Your task:
Transcribe each of the records below exactly, excluding all pictures.

start

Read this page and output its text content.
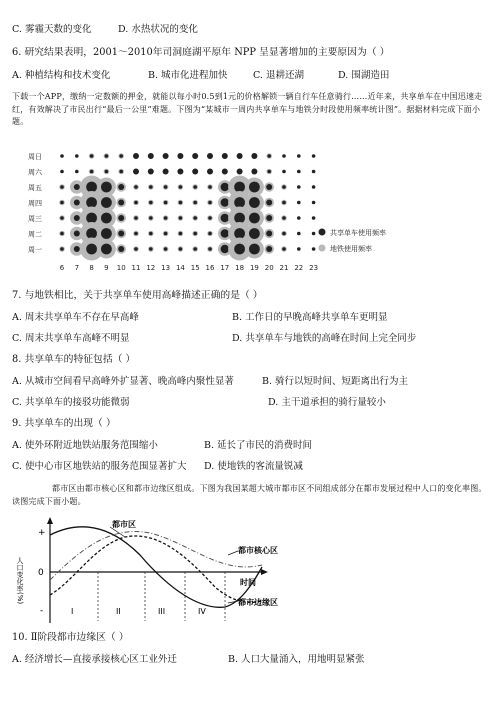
C. 雾霾天数的变化	D. 水热状况的变化
6. 研究结果表明，2001～2010年司洞庭湖平原年 NPP 呈显著增加的主要原因为（ ）
A. 种植结构和技术变化	B. 城市化进程加快	C. 退耕还湖	D. 围湖造田
下载一个APP，缴纳一定数额的押金，就能以每小时0.5到1元的价格解锁一辆自行车任意骑行……近年来，共享单车在中国迅速走红，有效解决了市民出行“最后一公里”难题。下图为“某城市一周内共享单车与地铁分时段使用频率统计图”。据据材料完成下面小题。
周日
周六
周五
周四
周三
周二
周一
6 7 8 9 10 11 12 13 14 15 16 17 18 19 20 21 22 23
共享单车使用频率
地铁使用频率
7. 与地铁相比，关于共享单车使用高峰描述正确的是（ ）
A. 周末共享单车不存在早高峰	B. 工作日的早晚高峰共享单车更明显
C. 周末共享单车高峰不明显	D. 共享单车与地铁的高峰在时间上完全同步
8. 共享单车的特征包括（ ）
A. 从城市空间看早高峰外扩显著、晚高峰内聚性显著	B. 骑行以短时间、短距离出行为主
C. 共享单车的接驳功能微弱	D. 主干道承担的骑行量较小
9. 共享单车的出现（ ）
A. 使外环附近地铁站服务范围缩小	B. 延长了市民的消费时间
C. 使中心市区地铁站的服务范围显著扩大 D. 使地铁的客流量锐减
都市区由都市核心区和都市边缘区组成。下图为我国某超大城市都市区不同组成部分在都市发展过程中人口的变化率图。读图完成下面小题。
人口变化率(%)
+
0
-
时间
都市区
都市核心区
都市边缘区
I	II	III	IV
10. Ⅱ阶段都市边缘区（ ）
A. 经济增长—直接承接核心区工业外迁	B. 人口大量涌入，用地明显紧张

end

Worked answer:
Read this page and output its text content.
C. 雾霾天数的变化	D. 水热状况的变化
6. 研究结果表明，2001～2010年司洞庭湖平原年 NPP 呈显著增加的主要原因为（ ）
A. 种植结构和技术变化	B. 城市化进程加快	C. 退耕还湖	D. 围湖造田
下载一个APP，缴纳一定数额的押金，就能以每小时0.5到1元的价格解锁一辆自行车任意骑行……近年来，共享单车在中国迅速走红，有效解决了市民出行“最后一公里”难题。下图为“某城市一周内共享单车与地铁分时段使用频率统计图”。据据材料完成下面小题。
周日
周六
周五
周四
周三
周二
周一
6 7 8 9 10 11 12 13 14 15 16 17 18 19 20 21 22 23
共享单车使用频率
地铁使用频率
7. 与地铁相比，关于共享单车使用高峰描述正确的是（ ）
A. 周末共享单车不存在早高峰	B. 工作日的早晚高峰共享单车更明显
C. 周末共享单车高峰不明显	D. 共享单车与地铁的高峰在时间上完全同步
8. 共享单车的特征包括（ ）
A. 从城市空间看早高峰外扩显著、晚高峰内聚性显著	B. 骑行以短时间、短距离出行为主
C. 共享单车的接驳功能微弱	D. 主干道承担的骑行量较小
9. 共享单车的出现（ ）
A. 使外环附近地铁站服务范围缩小	B. 延长了市民的消费时间
C. 使中心市区地铁站的服务范围显著扩大 D. 使地铁的客流量锐减
都市区由都市核心区和都市边缘区组成。下图为我国某超大城市都市区不同组成部分在都市发展过程中人口的变化率图。读图完成下面小题。
人口变化率(%)
+
0
-
时间
都市区
都市核心区
都市边缘区
I	II	III	IV
10. Ⅱ阶段都市边缘区（ ）
A. 经济增长—直接承接核心区工业外迁	B. 人口大量涌入，用地明显紧张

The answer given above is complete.